*Exercise goal*:
Each line that holds the string "Identified" counts once; say how many such lines there are and add nothing.

(Records from a data source)
* Begin *

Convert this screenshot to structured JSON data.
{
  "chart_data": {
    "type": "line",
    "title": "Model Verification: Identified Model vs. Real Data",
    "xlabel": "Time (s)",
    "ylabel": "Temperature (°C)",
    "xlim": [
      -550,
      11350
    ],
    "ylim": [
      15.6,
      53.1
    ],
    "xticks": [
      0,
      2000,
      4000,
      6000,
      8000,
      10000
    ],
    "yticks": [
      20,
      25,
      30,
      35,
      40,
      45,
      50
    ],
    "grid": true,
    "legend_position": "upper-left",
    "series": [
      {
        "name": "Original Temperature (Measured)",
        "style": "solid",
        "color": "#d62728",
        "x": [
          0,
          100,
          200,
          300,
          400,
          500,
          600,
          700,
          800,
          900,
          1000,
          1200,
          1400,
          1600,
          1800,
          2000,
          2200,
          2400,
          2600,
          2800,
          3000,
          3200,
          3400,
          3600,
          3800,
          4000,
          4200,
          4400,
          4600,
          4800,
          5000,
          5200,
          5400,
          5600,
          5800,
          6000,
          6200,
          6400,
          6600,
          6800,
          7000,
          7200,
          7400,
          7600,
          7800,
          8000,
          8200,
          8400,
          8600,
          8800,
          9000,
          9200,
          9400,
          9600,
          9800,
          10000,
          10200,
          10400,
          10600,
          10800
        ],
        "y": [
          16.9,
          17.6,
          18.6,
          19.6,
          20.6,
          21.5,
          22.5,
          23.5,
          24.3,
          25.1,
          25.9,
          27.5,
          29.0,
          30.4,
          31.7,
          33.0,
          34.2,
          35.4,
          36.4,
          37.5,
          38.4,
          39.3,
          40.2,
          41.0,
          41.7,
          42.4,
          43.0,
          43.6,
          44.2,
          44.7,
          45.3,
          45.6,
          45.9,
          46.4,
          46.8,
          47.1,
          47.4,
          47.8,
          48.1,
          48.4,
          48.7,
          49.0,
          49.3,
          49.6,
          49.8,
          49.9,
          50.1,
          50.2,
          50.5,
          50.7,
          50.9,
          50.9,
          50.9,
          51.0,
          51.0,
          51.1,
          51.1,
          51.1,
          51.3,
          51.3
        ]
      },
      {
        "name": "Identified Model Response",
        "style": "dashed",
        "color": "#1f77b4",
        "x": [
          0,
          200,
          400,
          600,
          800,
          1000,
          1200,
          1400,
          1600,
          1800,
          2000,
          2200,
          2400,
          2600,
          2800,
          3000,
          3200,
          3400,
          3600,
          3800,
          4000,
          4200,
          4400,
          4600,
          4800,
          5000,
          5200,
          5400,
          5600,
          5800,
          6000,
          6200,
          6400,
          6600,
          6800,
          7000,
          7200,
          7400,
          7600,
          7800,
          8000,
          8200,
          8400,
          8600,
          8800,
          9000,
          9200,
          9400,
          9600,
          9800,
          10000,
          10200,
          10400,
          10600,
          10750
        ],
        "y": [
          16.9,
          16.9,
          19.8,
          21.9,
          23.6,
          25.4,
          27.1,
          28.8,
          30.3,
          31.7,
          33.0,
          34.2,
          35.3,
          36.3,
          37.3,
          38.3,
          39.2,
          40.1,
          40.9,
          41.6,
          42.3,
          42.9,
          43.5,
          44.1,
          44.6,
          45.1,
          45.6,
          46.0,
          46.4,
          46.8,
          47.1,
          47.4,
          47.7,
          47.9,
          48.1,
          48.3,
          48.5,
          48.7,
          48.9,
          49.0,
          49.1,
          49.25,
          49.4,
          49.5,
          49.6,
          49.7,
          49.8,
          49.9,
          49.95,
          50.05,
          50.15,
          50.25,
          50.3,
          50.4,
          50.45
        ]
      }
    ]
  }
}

* End *

*Response to the exercise*:
2